DATA PROVIDED –
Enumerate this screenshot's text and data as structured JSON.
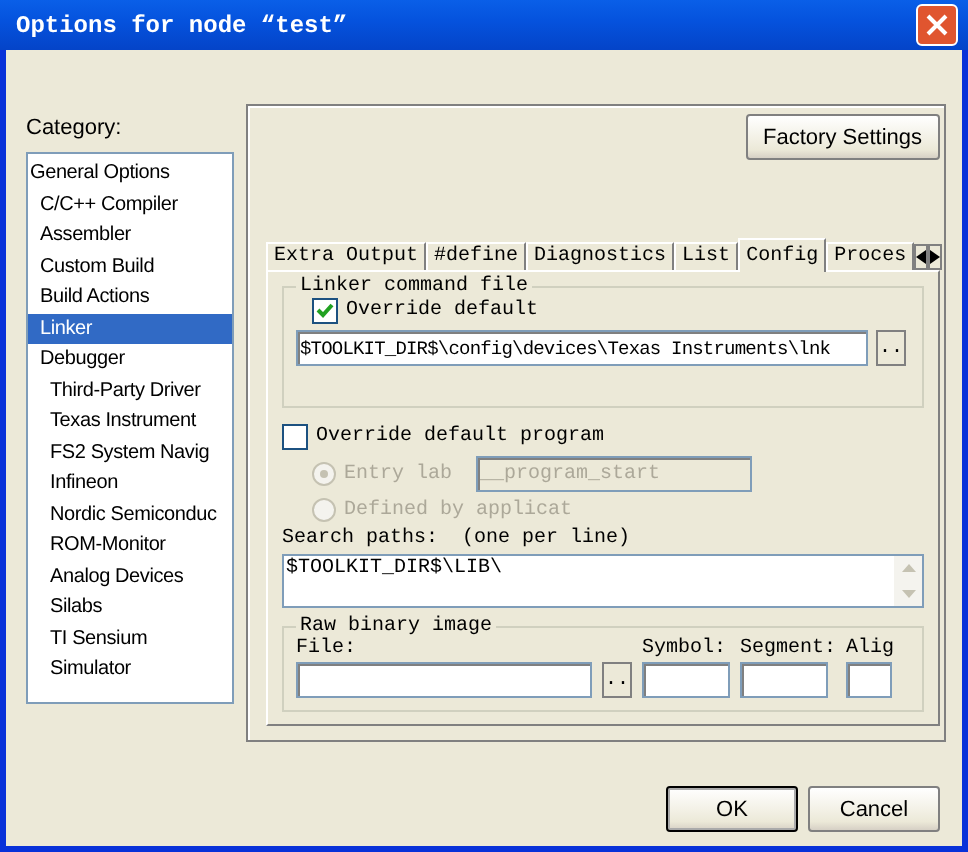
{
  "window": {
    "title": "Options for node “test”"
  },
  "factory_button": "Factory Settings",
  "category": {
    "label": "Category:",
    "items": [
      {
        "label": "General Options",
        "selected": false,
        "children": [
          {
            "label": "C/C++ Compiler",
            "selected": false
          },
          {
            "label": "Assembler",
            "selected": false
          },
          {
            "label": "Custom Build",
            "selected": false
          },
          {
            "label": "Build Actions",
            "selected": false
          },
          {
            "label": "Linker",
            "selected": true
          },
          {
            "label": "Debugger",
            "selected": false,
            "children": [
              {
                "label": "Third-Party Driver",
                "selected": false
              },
              {
                "label": "Texas Instrument",
                "selected": false
              },
              {
                "label": "FS2 System Navig",
                "selected": false
              },
              {
                "label": "Infineon",
                "selected": false
              },
              {
                "label": "Nordic Semiconduc",
                "selected": false
              },
              {
                "label": "ROM-Monitor",
                "selected": false
              },
              {
                "label": "Analog Devices",
                "selected": false
              },
              {
                "label": "Silabs",
                "selected": false
              },
              {
                "label": "TI Sensium",
                "selected": false
              },
              {
                "label": "Simulator",
                "selected": false
              }
            ]
          }
        ]
      }
    ]
  },
  "tabs": [
    {
      "label": "Extra Output",
      "selected": false
    },
    {
      "label": "#define",
      "selected": false
    },
    {
      "label": "Diagnostics",
      "selected": false
    },
    {
      "label": "List",
      "selected": false
    },
    {
      "label": "Config",
      "selected": true
    },
    {
      "label": "Proces",
      "selected": false
    }
  ],
  "linker_command_file": {
    "title": "Linker command file",
    "override": {
      "label": "Override default",
      "checked": true
    },
    "path": "$TOOLKIT_DIR$\\config\\devices\\Texas Instruments\\lnk",
    "browse": ".."
  },
  "override_program": {
    "label": "Override default program",
    "checked": false
  },
  "entry_options": [
    {
      "label": "Entry lab",
      "selected": true,
      "disabled": true,
      "value": "__program_start"
    },
    {
      "label": "Defined by applicat",
      "selected": false,
      "disabled": true
    }
  ],
  "search_paths": {
    "label": "Search paths:",
    "hint": "(one per line)",
    "value": "$TOOLKIT_DIR$\\LIB\\"
  },
  "raw_binary_image": {
    "title": "Raw binary image",
    "file_label": "File:",
    "browse": "..",
    "fields": [
      "Symbol:",
      "Segment:",
      "Alig"
    ]
  },
  "buttons": [
    {
      "label": "OK",
      "default": true
    },
    {
      "label": "Cancel",
      "default": false
    }
  ]
}
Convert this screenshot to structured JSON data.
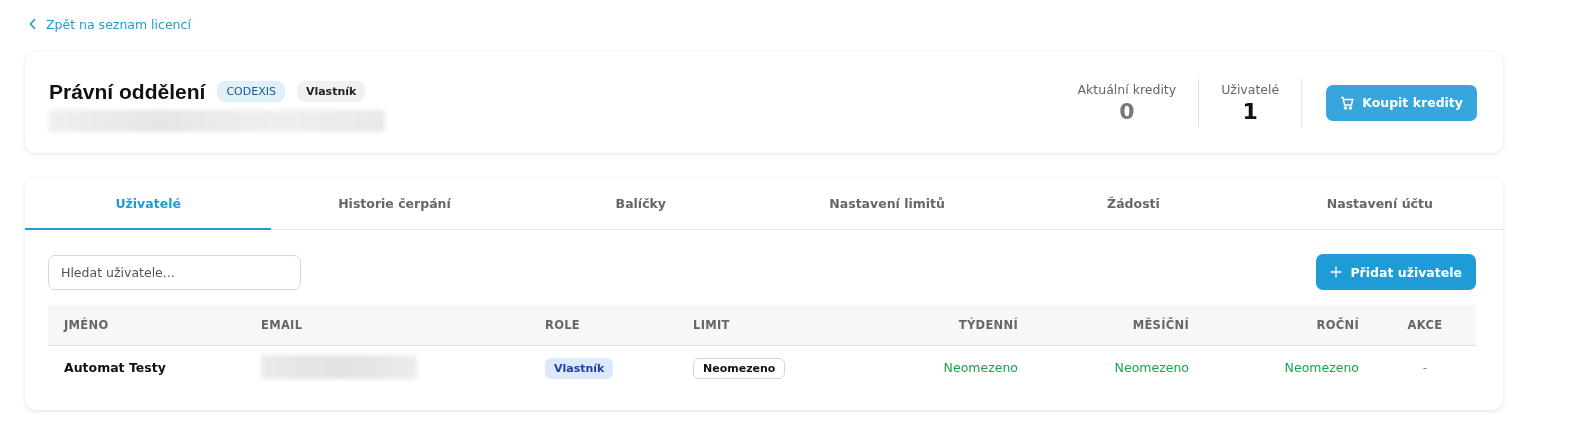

WORK INSTRUCTIONS – Copy in full each line that holds the word "title".

RESULT OF THIS EXERCISE –
    "title": "Options for node “test”"
    "title": "Linker command file",
    "title": "Raw binary image",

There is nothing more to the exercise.